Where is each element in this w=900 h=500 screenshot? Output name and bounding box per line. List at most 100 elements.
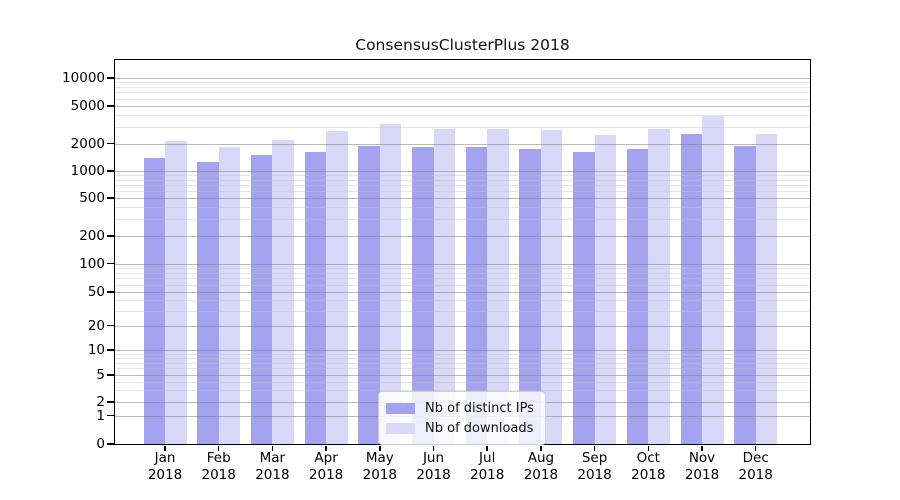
x-tick-month: Jul	[479, 450, 496, 466]
legend-label-distinct-ips: Nb of distinct IPs	[425, 400, 534, 416]
x-tick-month: Jan	[154, 450, 176, 466]
x-tick-mark	[593, 445, 596, 451]
x-tick-mark	[217, 445, 220, 451]
x-tick-mark	[540, 445, 542, 451]
x-tick-label: Oct 2018	[613, 450, 683, 484]
x-tick-mark	[271, 445, 274, 451]
x-tick-year: 2018	[416, 467, 451, 483]
x-tick-year: 2018	[523, 467, 559, 483]
bar-downloads	[326, 131, 348, 444]
x-tick-year: 2018	[738, 467, 773, 483]
y-tick-mark	[107, 401, 114, 403]
bar-distinct-ips	[197, 161, 219, 444]
x-tick-month: Apr	[314, 450, 338, 466]
x-tick-label: Dec 2018	[721, 450, 791, 484]
x-tick-label: Aug 2018	[506, 450, 576, 484]
y-tick-label: 5	[96, 367, 105, 383]
y-tick-mark	[107, 414, 114, 417]
bar-downloads	[433, 128, 455, 444]
x-tick-label: Jan 2018	[130, 450, 200, 484]
y-tick-mark	[107, 324, 114, 327]
x-tick-month: Aug	[527, 450, 555, 466]
y-tick-label: 200	[79, 228, 105, 244]
bar-downloads	[379, 124, 402, 444]
gridline-minor	[115, 87, 810, 88]
x-tick-mark	[486, 445, 488, 451]
plot-area	[115, 60, 810, 444]
x-tick-label: May 2018	[345, 450, 415, 484]
bar-downloads	[165, 140, 187, 444]
bar-distinct-ips	[250, 154, 273, 444]
legend-swatch-downloads	[386, 422, 415, 434]
y-tick-label: 2000	[70, 135, 105, 152]
x-tick-year: 2018	[147, 467, 183, 483]
x-tick-label: Nov 2018	[667, 450, 737, 484]
x-tick-year: 2018	[470, 467, 505, 483]
x-tick-mark	[647, 445, 650, 451]
x-tick-mark	[164, 445, 166, 451]
bar-distinct-ips	[465, 146, 488, 444]
x-tick-month: May	[365, 450, 394, 466]
gridline-minor	[115, 92, 810, 94]
x-tick-year: 2018	[684, 467, 720, 483]
y-tick-label: 500	[79, 190, 105, 206]
legend-item-downloads: Nb of downloads	[386, 418, 537, 438]
bar-downloads	[594, 134, 617, 444]
x-tick-label: Sep 2018	[560, 450, 630, 484]
y-tick-label: 10	[87, 342, 105, 358]
y-tick-mark	[107, 105, 114, 107]
gridline-minor	[115, 98, 810, 100]
x-tick-year: 2018	[255, 467, 290, 483]
y-tick-label: 2	[96, 394, 105, 410]
legend: Nb of distinct IPs Nb of downloads	[378, 391, 546, 445]
x-tick-mark	[325, 445, 327, 451]
legend-label-downloads: Nb of downloads	[425, 420, 534, 436]
x-tick-label: Apr 2018	[291, 450, 361, 484]
bar-distinct-ips	[680, 133, 702, 444]
x-tick-label: Feb 2018	[184, 450, 254, 484]
bar-distinct-ips	[304, 152, 327, 444]
legend-swatch-distinct-ips	[386, 402, 415, 414]
x-tick-mark	[754, 445, 757, 451]
y-tick-label: 50	[87, 284, 105, 300]
x-tick-month: Dec	[742, 450, 769, 466]
x-tick-year: 2018	[201, 467, 236, 483]
x-tick-mark	[701, 445, 703, 451]
bar-distinct-ips	[519, 148, 541, 444]
x-tick-year: 2018	[308, 467, 344, 483]
x-tick-month: Oct	[636, 450, 660, 466]
gridline-minor	[115, 82, 810, 84]
y-tick-label: 0	[96, 436, 105, 452]
chart-title: ConsensusClusterPlus 2018	[355, 36, 570, 54]
y-tick-label: 100	[79, 255, 105, 272]
bar-distinct-ips	[573, 152, 595, 444]
x-tick-label: Jul 2018	[452, 450, 522, 484]
bar-downloads	[487, 129, 509, 444]
x-tick-month: Mar	[259, 450, 286, 466]
bar-distinct-ips	[626, 148, 649, 444]
gridline-major	[115, 78, 810, 79]
x-tick-label: Jun 2018	[399, 450, 469, 484]
y-tick-mark	[107, 443, 114, 445]
y-tick-mark	[107, 197, 114, 199]
x-tick-label: Mar 2018	[237, 450, 307, 484]
bar-distinct-ips	[358, 145, 380, 444]
gridline-major	[115, 106, 810, 107]
x-tick-year: 2018	[631, 467, 666, 483]
y-tick-mark	[107, 374, 114, 376]
x-tick-mark	[432, 445, 435, 451]
x-tick-year: 2018	[577, 467, 612, 483]
y-tick-label: 20	[87, 317, 105, 334]
y-tick-mark	[107, 77, 114, 79]
y-tick-label: 5000	[70, 98, 105, 114]
bar-downloads	[648, 129, 670, 444]
x-tick-month: Sep	[581, 450, 608, 466]
legend-item-distinct-ips: Nb of distinct IPs	[386, 398, 537, 418]
x-tick-month: Feb	[206, 450, 231, 466]
bar-distinct-ips	[412, 147, 434, 444]
bar-downloads	[702, 116, 724, 444]
y-tick-label: 1000	[70, 163, 105, 179]
bar-downloads	[272, 139, 294, 444]
bar-distinct-ips	[734, 146, 756, 444]
y-tick-mark	[107, 235, 114, 237]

....

(TASK INSTRUCTIONS) Pull out each line of the entries above that contains the string "month".

(EXERCISE RESPONSE)
x-tick-month: Jul	[479, 450, 496, 466]
x-tick-month: Jan	[154, 450, 176, 466]
x-tick-month: Apr	[314, 450, 338, 466]
x-tick-month: Aug	[527, 450, 555, 466]
x-tick-month: May	[365, 450, 394, 466]
x-tick-month: Dec	[742, 450, 769, 466]
x-tick-month: Oct	[636, 450, 660, 466]
x-tick-month: Mar	[259, 450, 286, 466]
x-tick-month: Sep	[581, 450, 608, 466]
x-tick-month: Feb	[206, 450, 231, 466]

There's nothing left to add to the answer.